▸ **Texte**
-- -- --

I - Le rejet des répudiations étrangères

5 - Le soin avec lequel ces cinq arrêts du 17 février 2004 définissent les limites désormais

fixées à l'accueil des répudiations unilatérales laisse penser que la Cour de cassation a arrêté

une position de principe : la répudiation unilatérale de la femme par le mari est contraire au

principe d'égalité des époux posé par l'article 5 du protocole n° 7 à la Conv. EDH et " donc »

(dit l'arrêt n° 256 ; la conjonction ne figure pas dans l'arrêt n° 258) à l'ordre public

international. Chacun des deux motifs retiendra l'attention. A - Le protocole n° 7 à la Convention européenne des droits de l'homme

6 - Comme dans l'arrêt du 11 mars 1997 (5), la Cour de cassation rappelle que la France

garantit à toute personne relevant de sa juridiction le bénéfice des valeurs véhiculées par la

Convention européenne et ses protocoles. C'est là un engagement général souscrit par les Etats parties et que proclame l'article 1er de la Convention européenne. Sans doute la Cour de cassation aurait-elle pu s'appuyer simplement sur le principe interne

d'égalité des époux, qui irrigue depuis plusieurs décennies le droit positif français. Mais

l'invocation de la Convention européenne des droits de l'homme présente plusieurs avantages.

D'un côté, elle montre que les arrêts du 17 février 2004 sont dans le droit-fil de la ligne

jurisprudentielle initiée en 1994. D'un autre côté, cet appui donne un fondement textuel (cf.

art. 1er Conv. EDH cité ci-dessus) et rationnel à la mise à l'écart de la Convention franco -marocaine de 1981. C'est, enfin, le moyen de répondre à la critique assez facile arguant du caractère nationaliste de la solution retenue. Pour autant, la Cour de cassation ne donne pas au Traité européen une vocation universelle. La protection des droits de l'homme ne résulte pas, en effet, de l'application immédiate des instruments du Conseil de l'Europe. Elle procède de l'intégration des valeurs fondamentales dans l'ordre public international.

7 - C'est bien ce qui résulte de la formulation des deux arrêts de rejet (cf. supra, n° 2). Sans

doute existe-t-il une différence de rédaction : d'un côté, la répudiation est dite contraire au

principe d'égalité des époux " et donc à l'ordre public international » (arrêt n° 256). D'un

autre côté, elle est dite contraire au principe d'égalité des époux " et à l'ordre public

international » (n° 258). De telle sorte que, dans le premier arrêt, la Cour de cassation inclut

le principe européen d'égalité des époux dans l'ordre public. C'est en ce sens que s'était

prononcée la Cour d'appel de Paris (6). Dans le second, elle paraît écarter la répudiation par deux motifs distincts : mais l'un d'eux serait surabondant, puisque le principe d'égalité est nécessairement une composante de l'ordre public international. De plus, le recours à l'ordre

public de proximité (cf. infra, n° 11) confirme la volonté de la Cour de cassation de limiter le

champ d'application des principes européens, en les intégrant dans l'ordre public international.

-- -- --

▸ **Consigne a**
Dans la liste, recopie les lignes depuis le début jusqu'à celle qui contient "bit-selector[interactable]: Bit: 1/16" comprise, en mettant "close-tab-icon" à la place de "tab-close-icon". Ne touche à rien d'autre.
Le texte et la liste n'ont rien à voir l'un avec l'autre.

▸ **Données extraites**

-- -- --

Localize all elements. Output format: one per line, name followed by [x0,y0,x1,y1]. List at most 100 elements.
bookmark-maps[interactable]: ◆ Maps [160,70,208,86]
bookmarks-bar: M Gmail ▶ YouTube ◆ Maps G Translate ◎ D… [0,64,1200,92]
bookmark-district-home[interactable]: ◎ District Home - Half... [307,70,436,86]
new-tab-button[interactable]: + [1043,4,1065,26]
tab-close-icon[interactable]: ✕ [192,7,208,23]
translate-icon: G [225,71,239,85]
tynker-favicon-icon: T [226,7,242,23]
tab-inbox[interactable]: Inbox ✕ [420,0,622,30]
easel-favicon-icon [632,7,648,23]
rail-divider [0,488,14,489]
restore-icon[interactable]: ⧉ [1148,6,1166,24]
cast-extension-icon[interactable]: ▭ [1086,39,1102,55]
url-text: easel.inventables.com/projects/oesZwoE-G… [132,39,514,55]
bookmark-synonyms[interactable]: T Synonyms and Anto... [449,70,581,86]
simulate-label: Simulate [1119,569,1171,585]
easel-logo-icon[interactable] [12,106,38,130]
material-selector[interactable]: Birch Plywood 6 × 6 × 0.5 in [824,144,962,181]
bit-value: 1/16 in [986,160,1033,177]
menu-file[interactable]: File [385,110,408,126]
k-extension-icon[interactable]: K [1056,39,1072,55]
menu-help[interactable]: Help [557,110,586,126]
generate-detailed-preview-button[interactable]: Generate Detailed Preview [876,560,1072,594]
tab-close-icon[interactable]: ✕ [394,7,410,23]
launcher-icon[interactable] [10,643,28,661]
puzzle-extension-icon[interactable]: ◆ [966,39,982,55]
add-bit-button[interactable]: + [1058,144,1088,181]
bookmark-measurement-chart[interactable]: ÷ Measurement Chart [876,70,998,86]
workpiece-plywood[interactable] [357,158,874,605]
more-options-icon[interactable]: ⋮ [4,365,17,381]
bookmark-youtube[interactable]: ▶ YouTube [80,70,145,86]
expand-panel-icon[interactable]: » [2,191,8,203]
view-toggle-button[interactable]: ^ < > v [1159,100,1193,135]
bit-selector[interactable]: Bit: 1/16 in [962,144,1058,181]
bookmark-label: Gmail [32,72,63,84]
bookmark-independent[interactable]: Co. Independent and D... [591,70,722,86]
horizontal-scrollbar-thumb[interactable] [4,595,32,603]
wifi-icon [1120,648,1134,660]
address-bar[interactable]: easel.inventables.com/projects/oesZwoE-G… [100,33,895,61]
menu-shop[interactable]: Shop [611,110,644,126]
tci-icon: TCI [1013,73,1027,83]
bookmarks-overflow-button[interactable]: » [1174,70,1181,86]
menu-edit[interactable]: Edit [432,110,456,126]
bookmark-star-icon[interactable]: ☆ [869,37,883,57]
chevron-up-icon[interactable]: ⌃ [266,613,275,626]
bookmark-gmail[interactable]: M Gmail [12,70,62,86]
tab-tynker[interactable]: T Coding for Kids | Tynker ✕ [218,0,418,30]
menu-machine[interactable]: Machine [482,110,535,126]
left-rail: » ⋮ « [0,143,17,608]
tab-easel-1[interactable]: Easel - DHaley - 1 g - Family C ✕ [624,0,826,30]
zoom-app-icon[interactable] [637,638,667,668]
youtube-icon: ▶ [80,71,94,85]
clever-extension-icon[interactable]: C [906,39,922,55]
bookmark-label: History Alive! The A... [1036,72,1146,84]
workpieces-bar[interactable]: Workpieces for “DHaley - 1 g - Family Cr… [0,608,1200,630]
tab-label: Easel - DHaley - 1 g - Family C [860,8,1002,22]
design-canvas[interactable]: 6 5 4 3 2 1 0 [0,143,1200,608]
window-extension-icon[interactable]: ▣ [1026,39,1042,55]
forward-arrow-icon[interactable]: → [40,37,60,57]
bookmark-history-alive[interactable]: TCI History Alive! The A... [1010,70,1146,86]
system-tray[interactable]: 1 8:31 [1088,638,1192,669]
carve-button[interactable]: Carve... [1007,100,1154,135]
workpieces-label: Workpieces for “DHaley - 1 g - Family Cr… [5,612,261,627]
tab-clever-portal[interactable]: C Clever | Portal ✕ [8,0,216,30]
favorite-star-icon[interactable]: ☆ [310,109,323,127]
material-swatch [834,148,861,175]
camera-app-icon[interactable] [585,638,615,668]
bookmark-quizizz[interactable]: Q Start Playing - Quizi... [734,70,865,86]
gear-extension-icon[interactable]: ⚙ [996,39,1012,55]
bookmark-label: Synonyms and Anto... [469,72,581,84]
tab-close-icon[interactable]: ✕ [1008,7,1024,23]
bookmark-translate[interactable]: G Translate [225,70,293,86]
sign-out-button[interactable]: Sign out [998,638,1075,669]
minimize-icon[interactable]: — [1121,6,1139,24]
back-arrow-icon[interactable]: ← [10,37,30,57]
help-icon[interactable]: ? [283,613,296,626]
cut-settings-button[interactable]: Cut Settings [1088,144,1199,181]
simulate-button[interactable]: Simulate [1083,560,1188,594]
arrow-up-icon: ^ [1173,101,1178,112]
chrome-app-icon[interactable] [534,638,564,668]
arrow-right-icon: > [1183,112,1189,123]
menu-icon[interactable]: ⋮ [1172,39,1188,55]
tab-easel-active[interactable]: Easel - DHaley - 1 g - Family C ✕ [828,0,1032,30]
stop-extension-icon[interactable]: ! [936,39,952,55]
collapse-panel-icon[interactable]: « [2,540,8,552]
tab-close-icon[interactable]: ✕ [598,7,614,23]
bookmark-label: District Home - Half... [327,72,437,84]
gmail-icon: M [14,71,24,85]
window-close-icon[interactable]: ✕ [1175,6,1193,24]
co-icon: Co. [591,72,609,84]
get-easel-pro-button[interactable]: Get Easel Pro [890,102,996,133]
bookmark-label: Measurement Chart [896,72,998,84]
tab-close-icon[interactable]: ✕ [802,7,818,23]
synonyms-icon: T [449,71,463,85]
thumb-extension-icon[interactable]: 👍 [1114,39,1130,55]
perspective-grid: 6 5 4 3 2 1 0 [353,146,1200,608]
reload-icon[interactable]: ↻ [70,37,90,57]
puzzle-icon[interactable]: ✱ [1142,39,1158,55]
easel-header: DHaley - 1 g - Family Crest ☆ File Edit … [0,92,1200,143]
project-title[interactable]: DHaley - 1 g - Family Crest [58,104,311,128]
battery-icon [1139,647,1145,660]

-- -- --

▸ **Consigne b**
Continue le texte sur le rejet des répudiations étrangères à partir de là où il s'arrête.

▸ **Réponse a**
Localize all elements. Output format: one per line, name followed by [x0,y0,x1,y1]. List at most 100 elements.
bookmark-maps[interactable]: ◆ Maps [160,70,208,86]
bookmarks-bar: M Gmail ▶ YouTube ◆ Maps G Translate ◎ D… [0,64,1200,92]
bookmark-district-home[interactable]: ◎ District Home - Half... [307,70,436,86]
new-tab-button[interactable]: + [1043,4,1065,26]
close-tab-icon[interactable]: ✕ [192,7,208,23]
translate-icon: G [225,71,239,85]
tynker-favicon-icon: T [226,7,242,23]
tab-inbox[interactable]: Inbox ✕ [420,0,622,30]
easel-favicon-icon [632,7,648,23]
rail-divider [0,488,14,489]
restore-icon[interactable]: ⧉ [1148,6,1166,24]
cast-extension-icon[interactable]: ▭ [1086,39,1102,55]
url-text: easel.inventables.com/projects/oesZwoE-G… [132,39,514,55]
bookmark-synonyms[interactable]: T Synonyms and Anto... [449,70,581,86]
simulate-label: Simulate [1119,569,1171,585]
easel-logo-icon[interactable] [12,106,38,130]
material-selector[interactable]: Birch Plywood 6 × 6 × 0.5 in [824,144,962,181]
bit-value: 1/16 in [986,160,1033,177]
menu-file[interactable]: File [385,110,408,126]
k-extension-icon[interactable]: K [1056,39,1072,55]
menu-help[interactable]: Help [557,110,586,126]
generate-detailed-preview-button[interactable]: Generate Detailed Preview [876,560,1072,594]
close-tab-icon[interactable]: ✕ [394,7,410,23]
launcher-icon[interactable] [10,643,28,661]
puzzle-extension-icon[interactable]: ◆ [966,39,982,55]
add-bit-button[interactable]: + [1058,144,1088,181]
bookmark-measurement-chart[interactable]: ÷ Measurement Chart [876,70,998,86]
workpiece-plywood[interactable] [357,158,874,605]
more-options-icon[interactable]: ⋮ [4,365,17,381]
bookmark-youtube[interactable]: ▶ YouTube [80,70,145,86]
expand-panel-icon[interactable]: » [2,191,8,203]
view-toggle-button[interactable]: ^ < > v [1159,100,1193,135]
bit-selector[interactable]: Bit: 1/16 in [962,144,1058,181]

▸ **Réponse b**
8 - Cet appui du droit européen pourrait surprendre ceux qui avaient regretté le silence de la

Cour de cassation dans deux arrêts récents. Ainsi, le 3 juillet 2001 (7), la première Chambre

civile décidait d'accueillir en France " un divorce par répudiation unilatérale » prononcé en

Algérie, parce que trois conditions se trouvaient en l'espèce remplies, notamment la conformité aux dimensions procédur ale et alimentaire de l'ordre public. En s'abstenant de

répondre au moyen du pourvoi invoquant une violation du principe d'égalité des époux garanti

par l'article 5 du protocole n° 7, et en reconnaissant une répudiation algérienne, l'arrêt avait

suscité de vives critiques doctrinales (8). Il nous avait paru, cependant, qu'il ne s'agissait pas

d'un revirement, mais plutôt d'un infléchissement dû aux circonstances de l'affaire (9). Quelques mois plus tard, la deuxième Chambre civile refusait de reconnaître une répudiation prononcée au Maroc par un mari français, en des termes qui avaient permis à un commentateur d'en déduire que, si les époux avaient été tous deux marocains, la Cour de

cassation aurait accueilli cette répudiation (10). Toute ambiguïté peut être désormais levée :

les répudiations musulmanes sont contraires à l'ordre public international, du moins si certaines conditions sont remplies.

B - L'exception d'ordre public

9 - Les répudiations unilatérales ne peuvent être reconnues en France car elles sont contraires

au principe d'égalité des époux. Dans les deux arrêts de rejet (n° 256 et 258), la Cour de

cassation abandonne la référence à l'ordre public procédural. Bien plus, reprenant la motivation de la Cour d'appel de Paris, elle relève que, " même si elle résultait d'une

procédure loyale et contradictoire », la décision étrangère constatant une répudiation

unilatérale du mari ne doit pas avoir d'effet en France.

Il est vrai que la référence au respect des droits de la défense donnait lieu à certaines

réserves, dans la mesure où la répudiation est, dans sa forme radicale, un acte de volonté

unilatérale et discrétionnaire du mari (11). La Cour de cassation l'explique au demeurant fort bien : la décision rendue par le tribunal étranger ne fait que constater la répudiation

prononcée antérieurement par le mari " sans donner d'effet juridique à l'opposition éventuelle

de la femme ». La volonté unilatérale et discrétionnaire du mari prenant effet hors de toute

procédure, elle ne peut donner lieu à un contrôle du respect de la contradiction. Et si l'aménagement des conséquences pécuniaires est l'oeuvre d'un juge, au cours d'une

procédure permettant à la femme de faire valoir " ses prétentions et ses défenses » (12), le

juge ne peut remettre en cause ni la rupture du mariage, ni la répartition des responsabilités.

Il n'y a pas de place pour l'égalité des époux, idée contraire à l'essence même de l'institution.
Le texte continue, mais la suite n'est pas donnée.